» Problem requirements:
Return the lines where the word "Biodiversity" occurs.

BEGIN Data lines

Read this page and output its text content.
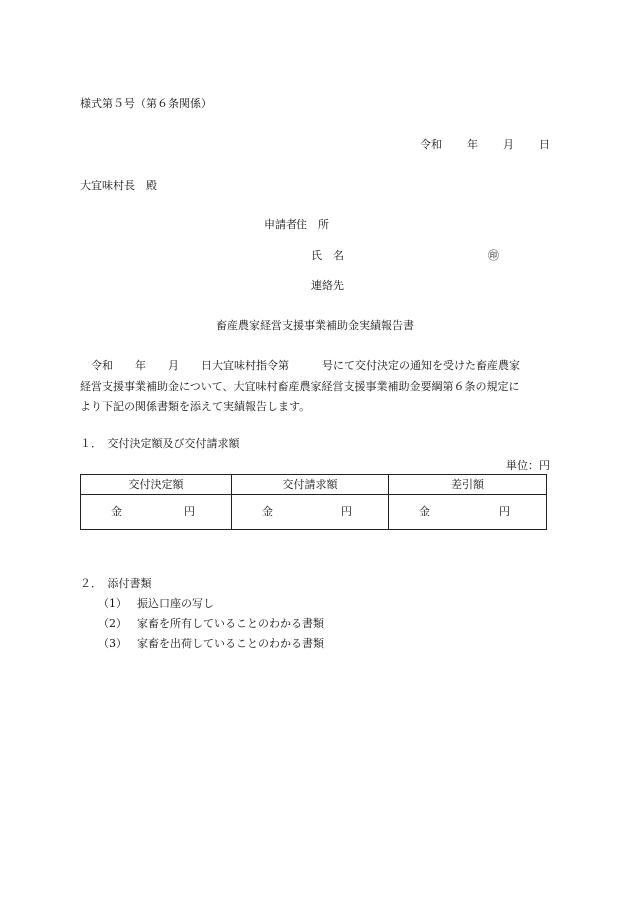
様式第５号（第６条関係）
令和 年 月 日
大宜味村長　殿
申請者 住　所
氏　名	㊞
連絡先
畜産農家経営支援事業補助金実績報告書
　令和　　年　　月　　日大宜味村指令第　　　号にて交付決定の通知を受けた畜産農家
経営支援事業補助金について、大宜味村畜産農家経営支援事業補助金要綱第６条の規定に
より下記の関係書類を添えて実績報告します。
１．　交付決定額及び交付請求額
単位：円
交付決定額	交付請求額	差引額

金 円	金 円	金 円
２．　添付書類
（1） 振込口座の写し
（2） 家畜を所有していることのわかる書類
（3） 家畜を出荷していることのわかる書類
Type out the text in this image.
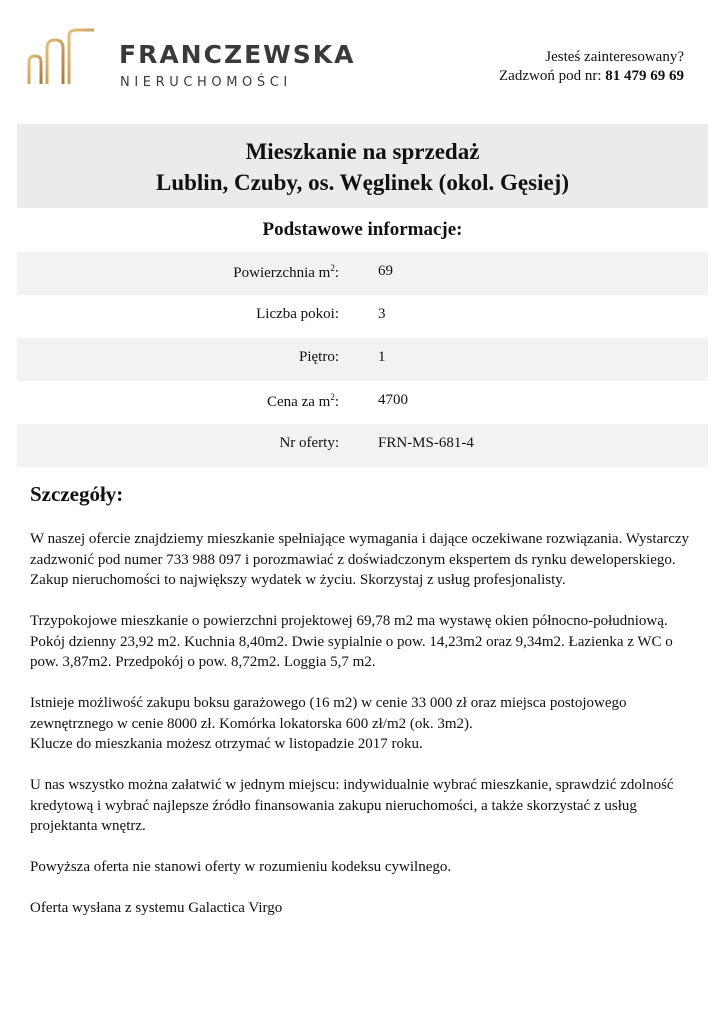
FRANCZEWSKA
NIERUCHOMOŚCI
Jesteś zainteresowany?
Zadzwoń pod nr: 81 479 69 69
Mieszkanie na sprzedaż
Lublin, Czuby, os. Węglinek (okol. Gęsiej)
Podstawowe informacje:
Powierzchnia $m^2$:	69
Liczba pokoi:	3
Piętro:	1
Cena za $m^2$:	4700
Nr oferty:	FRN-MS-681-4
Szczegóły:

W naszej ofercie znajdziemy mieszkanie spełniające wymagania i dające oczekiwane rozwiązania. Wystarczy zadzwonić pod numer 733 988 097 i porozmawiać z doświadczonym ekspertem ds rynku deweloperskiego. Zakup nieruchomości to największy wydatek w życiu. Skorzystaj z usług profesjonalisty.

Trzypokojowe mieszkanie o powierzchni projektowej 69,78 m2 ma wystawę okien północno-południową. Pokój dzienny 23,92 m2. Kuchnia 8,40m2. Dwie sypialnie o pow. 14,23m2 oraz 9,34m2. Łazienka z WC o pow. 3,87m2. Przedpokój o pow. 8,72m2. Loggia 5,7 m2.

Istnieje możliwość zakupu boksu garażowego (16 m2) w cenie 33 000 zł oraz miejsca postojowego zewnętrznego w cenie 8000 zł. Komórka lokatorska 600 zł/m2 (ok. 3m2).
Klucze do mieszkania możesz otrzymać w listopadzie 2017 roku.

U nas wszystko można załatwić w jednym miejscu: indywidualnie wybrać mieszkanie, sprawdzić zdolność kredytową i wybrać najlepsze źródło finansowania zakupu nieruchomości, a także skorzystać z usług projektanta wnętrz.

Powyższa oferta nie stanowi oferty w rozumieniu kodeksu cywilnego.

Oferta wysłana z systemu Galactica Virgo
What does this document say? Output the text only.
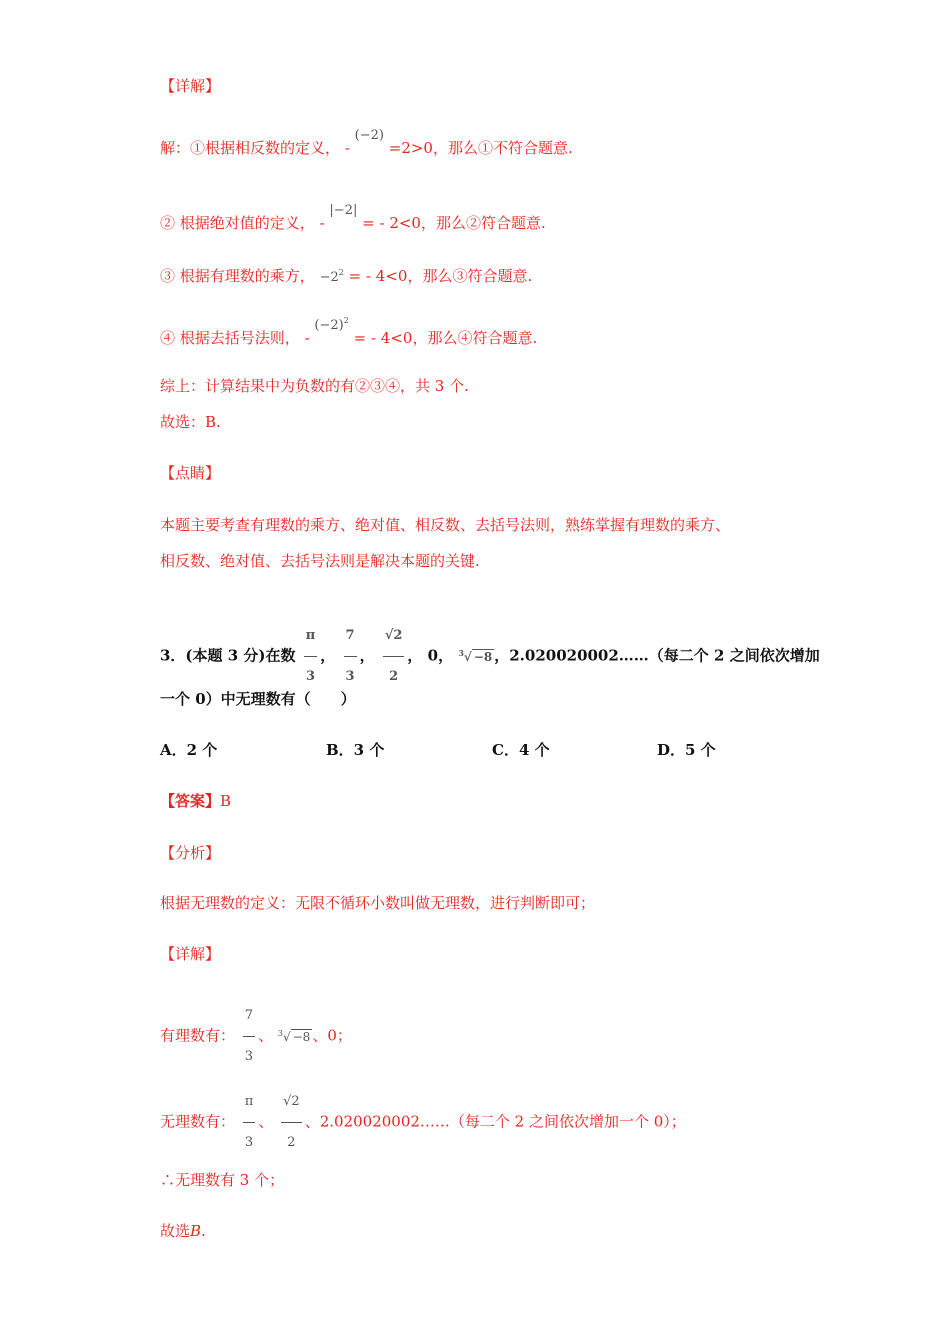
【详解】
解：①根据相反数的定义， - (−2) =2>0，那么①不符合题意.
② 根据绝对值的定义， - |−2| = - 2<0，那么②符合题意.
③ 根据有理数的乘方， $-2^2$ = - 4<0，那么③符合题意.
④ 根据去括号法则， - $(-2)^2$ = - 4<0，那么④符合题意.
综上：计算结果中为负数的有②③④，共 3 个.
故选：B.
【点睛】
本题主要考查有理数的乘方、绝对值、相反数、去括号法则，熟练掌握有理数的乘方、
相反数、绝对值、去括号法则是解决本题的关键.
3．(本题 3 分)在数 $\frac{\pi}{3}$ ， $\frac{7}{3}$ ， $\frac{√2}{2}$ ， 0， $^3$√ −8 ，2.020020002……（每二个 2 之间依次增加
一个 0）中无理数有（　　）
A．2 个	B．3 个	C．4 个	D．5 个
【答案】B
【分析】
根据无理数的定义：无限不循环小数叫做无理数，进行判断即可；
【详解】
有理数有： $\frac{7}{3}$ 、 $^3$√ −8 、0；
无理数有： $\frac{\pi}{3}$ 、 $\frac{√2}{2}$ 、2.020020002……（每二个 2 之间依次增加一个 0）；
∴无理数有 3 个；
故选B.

END Data lines
BEGIN Data lines

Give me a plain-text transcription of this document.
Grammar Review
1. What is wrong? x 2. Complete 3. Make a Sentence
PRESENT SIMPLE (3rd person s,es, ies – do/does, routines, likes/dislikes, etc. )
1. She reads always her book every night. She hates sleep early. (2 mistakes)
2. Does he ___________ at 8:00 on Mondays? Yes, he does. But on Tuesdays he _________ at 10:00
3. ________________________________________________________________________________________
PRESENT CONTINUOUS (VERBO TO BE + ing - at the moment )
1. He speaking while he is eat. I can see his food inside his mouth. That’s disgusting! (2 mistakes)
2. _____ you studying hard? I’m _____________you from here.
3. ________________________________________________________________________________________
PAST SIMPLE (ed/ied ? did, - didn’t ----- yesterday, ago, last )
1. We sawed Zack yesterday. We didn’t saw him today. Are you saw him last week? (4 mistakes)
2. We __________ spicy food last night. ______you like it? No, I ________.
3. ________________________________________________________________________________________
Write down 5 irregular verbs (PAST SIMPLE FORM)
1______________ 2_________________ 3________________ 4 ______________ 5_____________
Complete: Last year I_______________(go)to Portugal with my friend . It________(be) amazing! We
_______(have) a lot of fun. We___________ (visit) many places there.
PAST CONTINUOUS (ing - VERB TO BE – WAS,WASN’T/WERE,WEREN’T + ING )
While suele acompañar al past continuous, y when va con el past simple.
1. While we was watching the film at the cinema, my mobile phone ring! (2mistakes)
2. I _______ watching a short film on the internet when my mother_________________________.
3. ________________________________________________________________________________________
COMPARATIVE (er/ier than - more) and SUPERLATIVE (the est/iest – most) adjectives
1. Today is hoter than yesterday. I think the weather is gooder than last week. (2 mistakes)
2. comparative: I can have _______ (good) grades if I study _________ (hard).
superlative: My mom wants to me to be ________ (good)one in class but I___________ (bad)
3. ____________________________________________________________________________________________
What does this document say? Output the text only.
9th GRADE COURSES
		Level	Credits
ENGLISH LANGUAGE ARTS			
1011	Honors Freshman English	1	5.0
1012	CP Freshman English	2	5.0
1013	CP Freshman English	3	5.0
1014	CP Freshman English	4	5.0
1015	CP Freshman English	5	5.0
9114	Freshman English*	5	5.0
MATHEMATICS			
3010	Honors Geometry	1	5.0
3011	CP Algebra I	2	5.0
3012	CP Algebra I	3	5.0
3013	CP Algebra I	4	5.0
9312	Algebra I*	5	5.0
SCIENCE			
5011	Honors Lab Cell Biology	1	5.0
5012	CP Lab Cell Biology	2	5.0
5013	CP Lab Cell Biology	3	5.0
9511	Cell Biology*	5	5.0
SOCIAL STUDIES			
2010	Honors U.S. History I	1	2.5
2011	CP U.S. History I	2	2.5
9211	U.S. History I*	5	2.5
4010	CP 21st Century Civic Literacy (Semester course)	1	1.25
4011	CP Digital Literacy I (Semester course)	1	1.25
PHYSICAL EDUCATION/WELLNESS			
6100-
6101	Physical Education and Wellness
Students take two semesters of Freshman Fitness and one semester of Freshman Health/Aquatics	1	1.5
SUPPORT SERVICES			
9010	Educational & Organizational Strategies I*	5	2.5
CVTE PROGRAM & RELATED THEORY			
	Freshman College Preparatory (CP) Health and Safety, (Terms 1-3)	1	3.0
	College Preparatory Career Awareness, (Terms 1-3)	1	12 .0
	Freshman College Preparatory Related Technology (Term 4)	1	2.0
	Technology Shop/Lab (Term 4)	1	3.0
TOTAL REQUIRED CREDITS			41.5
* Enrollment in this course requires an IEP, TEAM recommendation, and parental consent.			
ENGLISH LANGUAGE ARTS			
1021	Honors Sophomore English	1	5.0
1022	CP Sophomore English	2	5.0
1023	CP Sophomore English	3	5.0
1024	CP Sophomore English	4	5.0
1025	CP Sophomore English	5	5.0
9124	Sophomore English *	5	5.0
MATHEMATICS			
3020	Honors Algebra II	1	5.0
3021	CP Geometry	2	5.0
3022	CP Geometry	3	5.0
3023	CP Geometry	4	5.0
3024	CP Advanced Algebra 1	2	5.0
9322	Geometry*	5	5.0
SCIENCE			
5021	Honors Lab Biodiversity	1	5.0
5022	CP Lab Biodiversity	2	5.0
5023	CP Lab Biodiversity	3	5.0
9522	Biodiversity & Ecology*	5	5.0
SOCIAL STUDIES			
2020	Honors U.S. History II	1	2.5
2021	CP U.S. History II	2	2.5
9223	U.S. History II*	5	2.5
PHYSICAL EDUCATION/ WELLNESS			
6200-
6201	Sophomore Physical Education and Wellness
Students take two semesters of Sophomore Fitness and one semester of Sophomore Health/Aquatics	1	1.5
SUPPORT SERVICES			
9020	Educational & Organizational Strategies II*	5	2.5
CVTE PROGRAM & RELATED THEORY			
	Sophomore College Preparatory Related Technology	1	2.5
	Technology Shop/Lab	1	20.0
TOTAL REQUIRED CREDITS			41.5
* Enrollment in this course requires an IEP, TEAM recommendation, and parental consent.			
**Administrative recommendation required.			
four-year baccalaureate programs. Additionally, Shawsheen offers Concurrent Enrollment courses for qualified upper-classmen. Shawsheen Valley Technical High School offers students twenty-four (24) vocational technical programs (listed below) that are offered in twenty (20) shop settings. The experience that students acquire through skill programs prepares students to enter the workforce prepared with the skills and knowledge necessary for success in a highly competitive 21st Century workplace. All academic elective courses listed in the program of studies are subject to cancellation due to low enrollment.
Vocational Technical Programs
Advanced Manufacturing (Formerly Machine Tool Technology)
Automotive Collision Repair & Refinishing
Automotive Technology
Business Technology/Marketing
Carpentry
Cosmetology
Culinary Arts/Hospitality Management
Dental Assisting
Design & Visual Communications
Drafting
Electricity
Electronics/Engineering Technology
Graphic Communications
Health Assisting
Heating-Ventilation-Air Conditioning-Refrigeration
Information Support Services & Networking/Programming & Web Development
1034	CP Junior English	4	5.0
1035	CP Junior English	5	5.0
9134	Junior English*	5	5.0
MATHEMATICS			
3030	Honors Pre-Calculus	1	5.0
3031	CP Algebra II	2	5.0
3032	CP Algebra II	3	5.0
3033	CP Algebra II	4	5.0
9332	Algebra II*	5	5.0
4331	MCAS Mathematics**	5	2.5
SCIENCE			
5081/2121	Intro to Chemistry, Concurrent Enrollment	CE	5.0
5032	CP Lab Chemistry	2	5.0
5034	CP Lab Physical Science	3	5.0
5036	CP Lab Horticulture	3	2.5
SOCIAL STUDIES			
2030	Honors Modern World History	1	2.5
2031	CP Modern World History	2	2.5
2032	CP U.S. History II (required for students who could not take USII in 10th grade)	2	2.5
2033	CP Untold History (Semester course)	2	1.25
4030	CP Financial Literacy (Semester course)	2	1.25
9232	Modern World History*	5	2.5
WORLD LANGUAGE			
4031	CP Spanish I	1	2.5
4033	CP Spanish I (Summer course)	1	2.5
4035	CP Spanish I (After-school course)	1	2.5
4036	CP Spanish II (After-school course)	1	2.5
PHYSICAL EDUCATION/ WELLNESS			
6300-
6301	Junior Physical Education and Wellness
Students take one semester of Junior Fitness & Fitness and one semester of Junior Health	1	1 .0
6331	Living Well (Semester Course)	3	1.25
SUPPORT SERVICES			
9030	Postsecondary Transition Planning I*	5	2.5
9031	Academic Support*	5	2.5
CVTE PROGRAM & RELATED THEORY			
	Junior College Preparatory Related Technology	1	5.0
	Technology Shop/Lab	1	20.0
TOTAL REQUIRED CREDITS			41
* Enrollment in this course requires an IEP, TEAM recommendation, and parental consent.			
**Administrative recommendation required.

END Data lines

» Response to the task:
5021	Honors Lab Biodiversity	1	5.0
5022	CP Lab Biodiversity	2	5.0
5023	CP Lab Biodiversity	3	5.0
9522	Biodiversity & Ecology*	5	5.0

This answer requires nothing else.